+++ Document extract +++
Archive for CIA

“Jew Bastards”… and Others

So, is this part of that “Jewish lobby” I’ve heard-tell of so often?

Former CIA director George Tenet has acknowledged that elements of the counterintelligence investigation against a former Jewish attorney at the agency in the 1990s could be construed as anti-Semitic.

Tenet acknowledged this in a previously undisclosed sworn deposition, part of a privacy act lawsuit filed by the former attorney, Adam Ciralsky. In 1999, Ciralsky’s security clearance was revoked because of his alleged lack of candor about contact with Israelis and Israeli-Americans, effectively ending his brief career with the CIA. For the last dozen years Ciralsky has sued the CIA to bring to light how he believes a few agency officials—motivated by anti-Semitism—targeted him unfairly. On Friday he dropped his case.
+++ Records shown +++
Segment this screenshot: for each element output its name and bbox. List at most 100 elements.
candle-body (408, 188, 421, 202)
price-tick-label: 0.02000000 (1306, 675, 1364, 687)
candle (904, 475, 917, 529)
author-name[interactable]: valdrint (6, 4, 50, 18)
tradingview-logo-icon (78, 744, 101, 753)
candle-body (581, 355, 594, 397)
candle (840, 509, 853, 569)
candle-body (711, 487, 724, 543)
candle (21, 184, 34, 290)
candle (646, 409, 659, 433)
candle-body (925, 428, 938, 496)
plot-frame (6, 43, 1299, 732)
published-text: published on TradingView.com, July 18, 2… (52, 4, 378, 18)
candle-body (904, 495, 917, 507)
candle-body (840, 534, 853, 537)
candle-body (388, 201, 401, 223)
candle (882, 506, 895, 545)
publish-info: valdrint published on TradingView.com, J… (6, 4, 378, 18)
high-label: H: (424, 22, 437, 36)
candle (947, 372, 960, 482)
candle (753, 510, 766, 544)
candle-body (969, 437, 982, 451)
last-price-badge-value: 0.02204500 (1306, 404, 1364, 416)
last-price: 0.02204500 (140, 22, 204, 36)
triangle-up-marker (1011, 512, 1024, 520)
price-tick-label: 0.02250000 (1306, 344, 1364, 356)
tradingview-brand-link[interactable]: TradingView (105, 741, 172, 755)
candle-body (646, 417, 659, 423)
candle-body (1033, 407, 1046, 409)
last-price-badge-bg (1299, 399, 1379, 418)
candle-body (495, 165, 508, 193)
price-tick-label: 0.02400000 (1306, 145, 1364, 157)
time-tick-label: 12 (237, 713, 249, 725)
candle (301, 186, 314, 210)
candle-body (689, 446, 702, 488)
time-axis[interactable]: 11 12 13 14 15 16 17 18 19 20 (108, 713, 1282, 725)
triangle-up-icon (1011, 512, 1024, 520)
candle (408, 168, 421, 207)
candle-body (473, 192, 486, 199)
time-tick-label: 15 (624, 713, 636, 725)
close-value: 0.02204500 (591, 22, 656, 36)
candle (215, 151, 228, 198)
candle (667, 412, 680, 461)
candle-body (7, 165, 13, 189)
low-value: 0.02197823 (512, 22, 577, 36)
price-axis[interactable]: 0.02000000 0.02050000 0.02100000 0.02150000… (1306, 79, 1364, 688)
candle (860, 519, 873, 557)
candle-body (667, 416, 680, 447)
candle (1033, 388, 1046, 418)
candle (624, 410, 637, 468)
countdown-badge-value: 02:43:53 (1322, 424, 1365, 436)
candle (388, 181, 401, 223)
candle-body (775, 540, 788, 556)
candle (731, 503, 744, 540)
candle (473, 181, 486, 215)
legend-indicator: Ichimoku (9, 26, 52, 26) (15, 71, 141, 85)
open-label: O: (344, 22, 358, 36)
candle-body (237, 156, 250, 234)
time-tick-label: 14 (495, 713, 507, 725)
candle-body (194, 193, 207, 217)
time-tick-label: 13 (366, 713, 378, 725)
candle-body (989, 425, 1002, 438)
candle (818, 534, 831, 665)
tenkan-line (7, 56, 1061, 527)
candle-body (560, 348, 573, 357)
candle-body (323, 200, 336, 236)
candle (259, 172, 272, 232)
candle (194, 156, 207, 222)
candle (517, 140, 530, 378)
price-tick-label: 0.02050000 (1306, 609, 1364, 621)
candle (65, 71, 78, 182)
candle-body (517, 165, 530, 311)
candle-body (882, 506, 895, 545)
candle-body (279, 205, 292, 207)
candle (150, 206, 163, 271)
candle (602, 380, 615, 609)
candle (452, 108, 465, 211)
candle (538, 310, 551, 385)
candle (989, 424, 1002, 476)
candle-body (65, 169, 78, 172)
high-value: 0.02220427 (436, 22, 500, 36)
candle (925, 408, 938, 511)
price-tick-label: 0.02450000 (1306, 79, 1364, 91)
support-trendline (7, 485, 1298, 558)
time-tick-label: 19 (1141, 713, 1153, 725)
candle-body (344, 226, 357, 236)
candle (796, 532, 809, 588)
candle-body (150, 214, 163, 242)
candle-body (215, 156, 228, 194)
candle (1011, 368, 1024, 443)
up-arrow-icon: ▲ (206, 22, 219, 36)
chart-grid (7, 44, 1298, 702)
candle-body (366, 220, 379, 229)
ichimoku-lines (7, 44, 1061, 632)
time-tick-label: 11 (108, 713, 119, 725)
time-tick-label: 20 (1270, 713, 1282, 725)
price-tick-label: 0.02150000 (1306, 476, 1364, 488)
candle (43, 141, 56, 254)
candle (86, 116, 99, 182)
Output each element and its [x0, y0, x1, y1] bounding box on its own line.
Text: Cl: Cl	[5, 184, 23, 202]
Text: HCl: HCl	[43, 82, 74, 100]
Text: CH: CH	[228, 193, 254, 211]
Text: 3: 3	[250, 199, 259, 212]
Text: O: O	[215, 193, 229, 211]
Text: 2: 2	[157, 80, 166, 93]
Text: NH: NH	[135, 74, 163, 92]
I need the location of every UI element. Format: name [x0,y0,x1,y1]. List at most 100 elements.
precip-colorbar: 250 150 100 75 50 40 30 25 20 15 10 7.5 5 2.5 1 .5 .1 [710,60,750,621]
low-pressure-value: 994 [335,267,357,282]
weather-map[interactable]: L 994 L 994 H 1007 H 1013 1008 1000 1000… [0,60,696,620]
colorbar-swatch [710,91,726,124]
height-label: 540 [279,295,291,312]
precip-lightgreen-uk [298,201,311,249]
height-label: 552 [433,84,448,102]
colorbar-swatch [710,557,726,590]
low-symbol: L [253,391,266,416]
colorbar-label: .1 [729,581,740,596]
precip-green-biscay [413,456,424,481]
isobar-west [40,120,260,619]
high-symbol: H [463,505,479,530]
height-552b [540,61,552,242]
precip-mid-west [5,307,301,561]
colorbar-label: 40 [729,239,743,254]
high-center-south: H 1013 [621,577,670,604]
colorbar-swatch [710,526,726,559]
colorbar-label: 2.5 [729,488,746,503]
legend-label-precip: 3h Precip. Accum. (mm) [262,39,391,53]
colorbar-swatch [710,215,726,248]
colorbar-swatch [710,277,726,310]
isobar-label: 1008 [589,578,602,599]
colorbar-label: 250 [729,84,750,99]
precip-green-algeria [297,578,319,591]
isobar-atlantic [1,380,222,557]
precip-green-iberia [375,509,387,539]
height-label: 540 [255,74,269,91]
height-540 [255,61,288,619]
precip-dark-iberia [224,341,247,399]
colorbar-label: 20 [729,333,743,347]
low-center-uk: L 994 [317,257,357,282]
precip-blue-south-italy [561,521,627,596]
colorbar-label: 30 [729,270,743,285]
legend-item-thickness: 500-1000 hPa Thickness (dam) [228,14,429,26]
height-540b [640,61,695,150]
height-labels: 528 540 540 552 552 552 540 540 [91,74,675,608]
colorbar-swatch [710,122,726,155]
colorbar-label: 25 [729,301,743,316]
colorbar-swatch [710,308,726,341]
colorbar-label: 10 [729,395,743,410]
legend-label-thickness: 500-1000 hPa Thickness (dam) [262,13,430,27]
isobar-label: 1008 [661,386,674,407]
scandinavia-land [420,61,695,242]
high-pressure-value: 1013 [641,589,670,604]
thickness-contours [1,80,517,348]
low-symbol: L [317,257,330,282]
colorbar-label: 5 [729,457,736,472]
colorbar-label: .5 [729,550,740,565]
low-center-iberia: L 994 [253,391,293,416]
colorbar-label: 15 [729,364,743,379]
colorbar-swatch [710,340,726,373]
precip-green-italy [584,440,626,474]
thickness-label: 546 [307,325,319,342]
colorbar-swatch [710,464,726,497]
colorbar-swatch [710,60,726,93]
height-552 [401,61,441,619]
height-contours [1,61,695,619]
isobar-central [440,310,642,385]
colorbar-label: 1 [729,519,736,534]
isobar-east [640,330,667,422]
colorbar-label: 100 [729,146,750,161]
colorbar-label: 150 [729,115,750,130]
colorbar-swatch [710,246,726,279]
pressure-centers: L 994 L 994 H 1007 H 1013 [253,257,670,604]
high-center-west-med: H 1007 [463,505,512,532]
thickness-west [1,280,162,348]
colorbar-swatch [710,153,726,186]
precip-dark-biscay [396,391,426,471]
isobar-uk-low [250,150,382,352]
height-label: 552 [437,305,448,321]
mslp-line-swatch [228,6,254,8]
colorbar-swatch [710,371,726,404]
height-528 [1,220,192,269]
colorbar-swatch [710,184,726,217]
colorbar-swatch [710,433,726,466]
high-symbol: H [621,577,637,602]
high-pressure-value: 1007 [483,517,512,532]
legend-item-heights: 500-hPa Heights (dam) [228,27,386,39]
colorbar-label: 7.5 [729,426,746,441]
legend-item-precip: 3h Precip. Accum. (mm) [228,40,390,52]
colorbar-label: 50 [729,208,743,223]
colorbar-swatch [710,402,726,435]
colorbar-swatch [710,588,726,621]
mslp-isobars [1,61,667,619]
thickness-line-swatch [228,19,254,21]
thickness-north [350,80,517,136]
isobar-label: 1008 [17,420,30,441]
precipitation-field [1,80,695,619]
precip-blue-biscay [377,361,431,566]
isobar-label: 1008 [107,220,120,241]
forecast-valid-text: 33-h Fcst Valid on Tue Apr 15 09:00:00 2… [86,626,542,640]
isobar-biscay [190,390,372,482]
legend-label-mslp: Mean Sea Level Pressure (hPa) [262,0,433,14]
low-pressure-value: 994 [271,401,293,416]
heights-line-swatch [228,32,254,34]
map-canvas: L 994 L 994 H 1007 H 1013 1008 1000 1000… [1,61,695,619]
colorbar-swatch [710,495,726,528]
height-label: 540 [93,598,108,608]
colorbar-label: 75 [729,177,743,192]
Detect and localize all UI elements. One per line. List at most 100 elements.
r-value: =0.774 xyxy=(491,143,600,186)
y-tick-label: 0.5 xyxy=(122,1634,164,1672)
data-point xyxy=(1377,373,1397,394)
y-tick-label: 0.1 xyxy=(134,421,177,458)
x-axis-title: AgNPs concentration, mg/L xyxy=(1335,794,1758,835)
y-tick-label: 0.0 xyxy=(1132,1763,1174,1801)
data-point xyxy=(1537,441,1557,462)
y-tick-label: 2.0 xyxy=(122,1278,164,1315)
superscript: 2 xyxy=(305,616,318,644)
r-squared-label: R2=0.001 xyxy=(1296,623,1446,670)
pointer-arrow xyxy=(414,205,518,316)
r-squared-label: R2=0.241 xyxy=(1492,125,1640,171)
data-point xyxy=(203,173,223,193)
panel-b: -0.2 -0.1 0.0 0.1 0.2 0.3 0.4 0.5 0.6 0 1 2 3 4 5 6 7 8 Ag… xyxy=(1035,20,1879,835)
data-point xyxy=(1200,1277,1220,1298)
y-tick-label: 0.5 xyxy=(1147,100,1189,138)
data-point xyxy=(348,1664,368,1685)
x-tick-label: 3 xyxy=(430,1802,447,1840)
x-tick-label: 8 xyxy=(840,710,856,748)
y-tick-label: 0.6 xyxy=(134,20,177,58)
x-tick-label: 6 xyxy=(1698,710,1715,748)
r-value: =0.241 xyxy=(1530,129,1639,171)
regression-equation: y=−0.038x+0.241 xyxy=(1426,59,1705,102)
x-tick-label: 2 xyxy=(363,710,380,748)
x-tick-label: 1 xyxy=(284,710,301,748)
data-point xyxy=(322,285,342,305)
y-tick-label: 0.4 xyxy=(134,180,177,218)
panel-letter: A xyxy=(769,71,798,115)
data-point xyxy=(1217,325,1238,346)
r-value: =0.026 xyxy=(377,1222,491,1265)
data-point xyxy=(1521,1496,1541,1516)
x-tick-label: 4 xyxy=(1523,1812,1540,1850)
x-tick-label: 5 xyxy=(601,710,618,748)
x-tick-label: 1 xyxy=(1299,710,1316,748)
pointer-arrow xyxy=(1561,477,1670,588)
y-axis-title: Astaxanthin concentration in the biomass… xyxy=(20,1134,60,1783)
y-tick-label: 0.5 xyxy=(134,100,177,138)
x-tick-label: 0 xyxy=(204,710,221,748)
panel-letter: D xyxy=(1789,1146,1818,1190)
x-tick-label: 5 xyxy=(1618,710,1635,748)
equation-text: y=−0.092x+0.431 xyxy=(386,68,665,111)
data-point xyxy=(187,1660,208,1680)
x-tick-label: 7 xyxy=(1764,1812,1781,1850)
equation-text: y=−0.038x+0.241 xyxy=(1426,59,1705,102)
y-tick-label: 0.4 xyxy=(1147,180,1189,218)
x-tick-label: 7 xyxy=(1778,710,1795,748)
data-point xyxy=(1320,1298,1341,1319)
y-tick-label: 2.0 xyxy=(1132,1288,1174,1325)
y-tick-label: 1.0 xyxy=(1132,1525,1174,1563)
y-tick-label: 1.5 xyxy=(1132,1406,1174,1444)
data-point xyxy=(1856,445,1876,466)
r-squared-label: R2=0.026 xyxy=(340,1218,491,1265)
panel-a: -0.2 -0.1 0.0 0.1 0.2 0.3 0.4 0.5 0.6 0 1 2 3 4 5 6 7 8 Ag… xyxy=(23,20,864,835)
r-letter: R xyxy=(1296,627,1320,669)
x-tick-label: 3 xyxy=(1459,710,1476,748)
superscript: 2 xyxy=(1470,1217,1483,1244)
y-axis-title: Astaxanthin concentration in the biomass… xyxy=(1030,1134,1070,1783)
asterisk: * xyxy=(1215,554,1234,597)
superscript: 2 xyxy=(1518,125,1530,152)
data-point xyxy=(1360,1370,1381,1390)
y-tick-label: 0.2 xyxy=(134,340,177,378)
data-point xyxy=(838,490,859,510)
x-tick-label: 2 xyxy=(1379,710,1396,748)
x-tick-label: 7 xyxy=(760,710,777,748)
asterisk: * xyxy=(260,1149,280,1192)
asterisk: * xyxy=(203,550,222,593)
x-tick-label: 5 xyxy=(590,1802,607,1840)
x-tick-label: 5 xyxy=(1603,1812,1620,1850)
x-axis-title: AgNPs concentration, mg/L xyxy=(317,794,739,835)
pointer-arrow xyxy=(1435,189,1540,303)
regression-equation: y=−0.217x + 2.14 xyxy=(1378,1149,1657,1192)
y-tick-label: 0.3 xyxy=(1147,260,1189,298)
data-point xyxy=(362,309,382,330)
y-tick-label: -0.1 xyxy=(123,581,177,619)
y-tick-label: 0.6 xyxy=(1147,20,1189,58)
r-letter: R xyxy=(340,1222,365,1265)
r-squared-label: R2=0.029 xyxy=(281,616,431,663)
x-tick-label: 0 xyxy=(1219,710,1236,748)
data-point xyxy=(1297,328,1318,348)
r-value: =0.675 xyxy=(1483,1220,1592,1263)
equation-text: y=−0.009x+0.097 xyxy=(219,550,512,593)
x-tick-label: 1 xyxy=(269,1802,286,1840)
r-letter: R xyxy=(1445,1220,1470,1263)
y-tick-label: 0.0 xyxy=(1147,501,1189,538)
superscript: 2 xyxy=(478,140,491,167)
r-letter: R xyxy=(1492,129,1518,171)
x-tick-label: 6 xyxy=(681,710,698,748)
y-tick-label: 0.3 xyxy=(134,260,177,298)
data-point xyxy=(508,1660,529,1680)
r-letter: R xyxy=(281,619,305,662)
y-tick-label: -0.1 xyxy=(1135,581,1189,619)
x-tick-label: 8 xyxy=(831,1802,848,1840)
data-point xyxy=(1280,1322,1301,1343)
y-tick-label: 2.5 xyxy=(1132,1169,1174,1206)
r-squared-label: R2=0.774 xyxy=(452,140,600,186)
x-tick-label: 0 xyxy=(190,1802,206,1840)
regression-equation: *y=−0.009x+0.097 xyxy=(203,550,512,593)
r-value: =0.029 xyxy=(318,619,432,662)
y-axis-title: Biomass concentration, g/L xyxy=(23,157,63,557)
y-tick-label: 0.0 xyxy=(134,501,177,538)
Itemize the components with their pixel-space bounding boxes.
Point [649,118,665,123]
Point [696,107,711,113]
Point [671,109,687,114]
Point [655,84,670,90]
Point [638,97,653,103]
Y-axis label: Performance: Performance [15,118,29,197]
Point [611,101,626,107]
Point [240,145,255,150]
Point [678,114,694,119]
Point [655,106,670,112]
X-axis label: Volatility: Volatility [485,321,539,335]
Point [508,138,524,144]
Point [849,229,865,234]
+++
> [Given request]: Repeat the part of the piece on the CIA lawsuit that opens with "Tenet acknowledged this" and closes with "dropped his case.", swapping "sworn deposition" for "sworn statement". The records come from a separate source.

> [Solution]:
Tenet acknowledged this in a previously undisclosed sworn statement, part of a privacy act lawsuit filed by the former attorney, Adam Ciralsky. In 1999, Ciralsky’s security clearance was revoked because of his alleged lack of candor about contact with Israelis and Israeli-Americans, effectively ending his brief career with the CIA. For the last dozen years Ciralsky has sued the CIA to bring to light how he believes a few agency officials—motivated by anti-Semitism—targeted him unfairly. On Friday he dropped his case.